→ SOURCE MATERIAL:
--------------------------------
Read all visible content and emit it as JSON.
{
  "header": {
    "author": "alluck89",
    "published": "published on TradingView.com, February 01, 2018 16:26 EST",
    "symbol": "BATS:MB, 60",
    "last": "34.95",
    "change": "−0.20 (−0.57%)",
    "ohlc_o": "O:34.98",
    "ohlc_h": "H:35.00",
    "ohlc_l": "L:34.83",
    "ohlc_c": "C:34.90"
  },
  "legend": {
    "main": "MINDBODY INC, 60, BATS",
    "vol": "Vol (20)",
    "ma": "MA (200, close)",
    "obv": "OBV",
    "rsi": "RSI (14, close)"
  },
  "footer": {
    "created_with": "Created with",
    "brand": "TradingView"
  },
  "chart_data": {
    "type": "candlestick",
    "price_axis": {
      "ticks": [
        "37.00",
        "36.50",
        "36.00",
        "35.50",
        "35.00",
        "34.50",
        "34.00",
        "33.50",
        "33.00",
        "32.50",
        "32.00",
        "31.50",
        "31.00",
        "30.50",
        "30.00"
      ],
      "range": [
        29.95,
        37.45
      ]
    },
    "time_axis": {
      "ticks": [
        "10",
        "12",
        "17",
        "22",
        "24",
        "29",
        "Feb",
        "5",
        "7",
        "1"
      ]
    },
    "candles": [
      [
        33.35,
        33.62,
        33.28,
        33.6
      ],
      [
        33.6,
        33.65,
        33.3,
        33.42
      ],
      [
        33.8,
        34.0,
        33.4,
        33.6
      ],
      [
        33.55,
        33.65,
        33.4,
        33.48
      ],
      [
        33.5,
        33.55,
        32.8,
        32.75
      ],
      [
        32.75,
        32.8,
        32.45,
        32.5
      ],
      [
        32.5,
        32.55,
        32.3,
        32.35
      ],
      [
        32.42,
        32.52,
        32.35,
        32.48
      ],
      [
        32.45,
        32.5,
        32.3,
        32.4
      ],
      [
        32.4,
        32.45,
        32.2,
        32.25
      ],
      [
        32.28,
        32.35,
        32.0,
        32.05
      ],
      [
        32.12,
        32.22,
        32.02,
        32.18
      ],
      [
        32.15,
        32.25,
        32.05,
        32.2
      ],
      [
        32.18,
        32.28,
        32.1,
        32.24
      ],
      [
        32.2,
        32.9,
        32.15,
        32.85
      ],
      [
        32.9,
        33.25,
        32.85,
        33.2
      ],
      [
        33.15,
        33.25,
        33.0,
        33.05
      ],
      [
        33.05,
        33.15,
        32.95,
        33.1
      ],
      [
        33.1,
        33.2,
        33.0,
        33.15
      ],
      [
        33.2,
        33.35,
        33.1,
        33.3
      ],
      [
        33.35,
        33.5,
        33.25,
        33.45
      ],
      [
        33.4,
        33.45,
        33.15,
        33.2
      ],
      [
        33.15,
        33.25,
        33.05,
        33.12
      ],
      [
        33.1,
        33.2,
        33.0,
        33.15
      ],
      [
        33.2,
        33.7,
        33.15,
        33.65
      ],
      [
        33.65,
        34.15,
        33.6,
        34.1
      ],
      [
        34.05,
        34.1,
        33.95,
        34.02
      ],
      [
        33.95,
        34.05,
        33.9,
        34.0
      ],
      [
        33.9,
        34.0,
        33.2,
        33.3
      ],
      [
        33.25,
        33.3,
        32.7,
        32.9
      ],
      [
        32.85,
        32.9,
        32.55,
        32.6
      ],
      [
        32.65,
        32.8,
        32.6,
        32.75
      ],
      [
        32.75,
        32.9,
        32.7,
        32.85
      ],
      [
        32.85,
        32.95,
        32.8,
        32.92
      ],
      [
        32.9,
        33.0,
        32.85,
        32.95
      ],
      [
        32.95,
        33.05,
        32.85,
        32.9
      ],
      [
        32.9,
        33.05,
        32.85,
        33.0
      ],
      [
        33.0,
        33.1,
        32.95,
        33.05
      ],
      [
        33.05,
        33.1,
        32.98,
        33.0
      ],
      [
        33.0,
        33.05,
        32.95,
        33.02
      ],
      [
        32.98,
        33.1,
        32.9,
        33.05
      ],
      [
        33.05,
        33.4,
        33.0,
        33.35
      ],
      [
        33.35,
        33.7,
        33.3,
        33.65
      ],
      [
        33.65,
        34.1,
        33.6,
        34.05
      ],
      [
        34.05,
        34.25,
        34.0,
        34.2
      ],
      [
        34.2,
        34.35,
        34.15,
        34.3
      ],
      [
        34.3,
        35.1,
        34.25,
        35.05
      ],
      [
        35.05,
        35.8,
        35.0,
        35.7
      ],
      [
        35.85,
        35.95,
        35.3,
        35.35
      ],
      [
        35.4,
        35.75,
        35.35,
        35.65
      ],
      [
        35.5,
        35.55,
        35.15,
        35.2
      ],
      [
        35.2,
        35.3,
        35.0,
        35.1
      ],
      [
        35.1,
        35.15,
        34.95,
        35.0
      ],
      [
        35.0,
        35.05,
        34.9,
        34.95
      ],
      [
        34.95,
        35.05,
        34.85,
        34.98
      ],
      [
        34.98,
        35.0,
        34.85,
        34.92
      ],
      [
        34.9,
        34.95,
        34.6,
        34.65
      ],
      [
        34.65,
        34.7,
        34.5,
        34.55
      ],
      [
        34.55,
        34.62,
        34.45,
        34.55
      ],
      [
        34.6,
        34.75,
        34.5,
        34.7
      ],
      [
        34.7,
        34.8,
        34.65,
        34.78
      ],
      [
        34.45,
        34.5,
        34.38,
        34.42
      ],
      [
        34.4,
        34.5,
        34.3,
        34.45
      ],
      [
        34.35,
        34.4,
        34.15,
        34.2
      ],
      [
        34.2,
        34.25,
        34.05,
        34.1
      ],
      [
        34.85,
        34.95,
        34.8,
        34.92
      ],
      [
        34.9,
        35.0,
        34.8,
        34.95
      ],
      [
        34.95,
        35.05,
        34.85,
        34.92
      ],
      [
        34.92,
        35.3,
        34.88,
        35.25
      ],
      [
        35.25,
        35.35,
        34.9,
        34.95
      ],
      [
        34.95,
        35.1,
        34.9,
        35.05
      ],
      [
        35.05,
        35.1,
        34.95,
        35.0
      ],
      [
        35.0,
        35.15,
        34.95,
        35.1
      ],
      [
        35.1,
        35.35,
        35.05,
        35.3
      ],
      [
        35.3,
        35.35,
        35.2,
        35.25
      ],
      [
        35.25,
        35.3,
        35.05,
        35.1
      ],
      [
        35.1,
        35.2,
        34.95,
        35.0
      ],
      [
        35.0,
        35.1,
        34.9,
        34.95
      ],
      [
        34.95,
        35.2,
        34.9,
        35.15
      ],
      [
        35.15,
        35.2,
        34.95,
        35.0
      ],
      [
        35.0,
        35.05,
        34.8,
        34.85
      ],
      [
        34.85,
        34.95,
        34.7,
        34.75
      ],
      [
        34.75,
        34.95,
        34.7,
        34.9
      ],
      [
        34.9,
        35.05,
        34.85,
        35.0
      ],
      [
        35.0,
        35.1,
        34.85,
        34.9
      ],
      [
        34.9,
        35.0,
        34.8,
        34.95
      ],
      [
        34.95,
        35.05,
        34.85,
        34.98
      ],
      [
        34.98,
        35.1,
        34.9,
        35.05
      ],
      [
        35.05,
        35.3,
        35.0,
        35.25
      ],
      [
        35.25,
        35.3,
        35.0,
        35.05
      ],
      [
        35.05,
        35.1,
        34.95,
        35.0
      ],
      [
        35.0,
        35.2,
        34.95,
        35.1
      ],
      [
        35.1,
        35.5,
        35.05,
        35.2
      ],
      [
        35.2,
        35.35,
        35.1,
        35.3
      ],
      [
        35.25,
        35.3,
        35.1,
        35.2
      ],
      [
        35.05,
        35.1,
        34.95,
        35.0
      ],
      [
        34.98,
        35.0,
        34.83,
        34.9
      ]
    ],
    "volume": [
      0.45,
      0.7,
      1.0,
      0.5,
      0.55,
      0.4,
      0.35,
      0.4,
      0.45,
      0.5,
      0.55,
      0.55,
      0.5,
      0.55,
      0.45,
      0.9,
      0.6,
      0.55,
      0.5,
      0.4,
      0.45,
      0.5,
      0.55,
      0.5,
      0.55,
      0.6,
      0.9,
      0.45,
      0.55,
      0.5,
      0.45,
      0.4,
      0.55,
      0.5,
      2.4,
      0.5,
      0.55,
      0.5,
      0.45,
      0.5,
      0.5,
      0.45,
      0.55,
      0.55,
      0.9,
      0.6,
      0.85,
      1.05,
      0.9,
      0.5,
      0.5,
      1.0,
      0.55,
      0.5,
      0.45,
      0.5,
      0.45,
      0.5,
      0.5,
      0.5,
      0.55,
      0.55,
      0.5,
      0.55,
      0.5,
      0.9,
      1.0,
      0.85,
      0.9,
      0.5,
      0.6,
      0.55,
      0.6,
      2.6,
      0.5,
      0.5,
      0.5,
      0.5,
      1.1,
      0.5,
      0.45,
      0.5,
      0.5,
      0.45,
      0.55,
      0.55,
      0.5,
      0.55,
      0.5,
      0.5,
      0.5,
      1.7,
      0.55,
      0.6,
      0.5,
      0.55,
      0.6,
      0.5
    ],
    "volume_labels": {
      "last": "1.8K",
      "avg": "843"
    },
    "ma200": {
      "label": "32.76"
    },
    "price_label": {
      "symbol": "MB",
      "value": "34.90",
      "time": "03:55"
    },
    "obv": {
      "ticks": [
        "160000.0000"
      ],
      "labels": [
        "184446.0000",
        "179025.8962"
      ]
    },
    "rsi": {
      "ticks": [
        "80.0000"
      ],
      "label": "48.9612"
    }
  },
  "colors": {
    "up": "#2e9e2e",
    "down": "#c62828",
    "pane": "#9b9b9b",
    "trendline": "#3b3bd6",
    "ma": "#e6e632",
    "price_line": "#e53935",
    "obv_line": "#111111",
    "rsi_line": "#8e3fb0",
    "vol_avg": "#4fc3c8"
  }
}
--------------------------------
Select the lines that carry the string "BATS" and copy them.

    "symbol": "BATS:MB, 60",
    "main": "MINDBODY INC, 60, BATS",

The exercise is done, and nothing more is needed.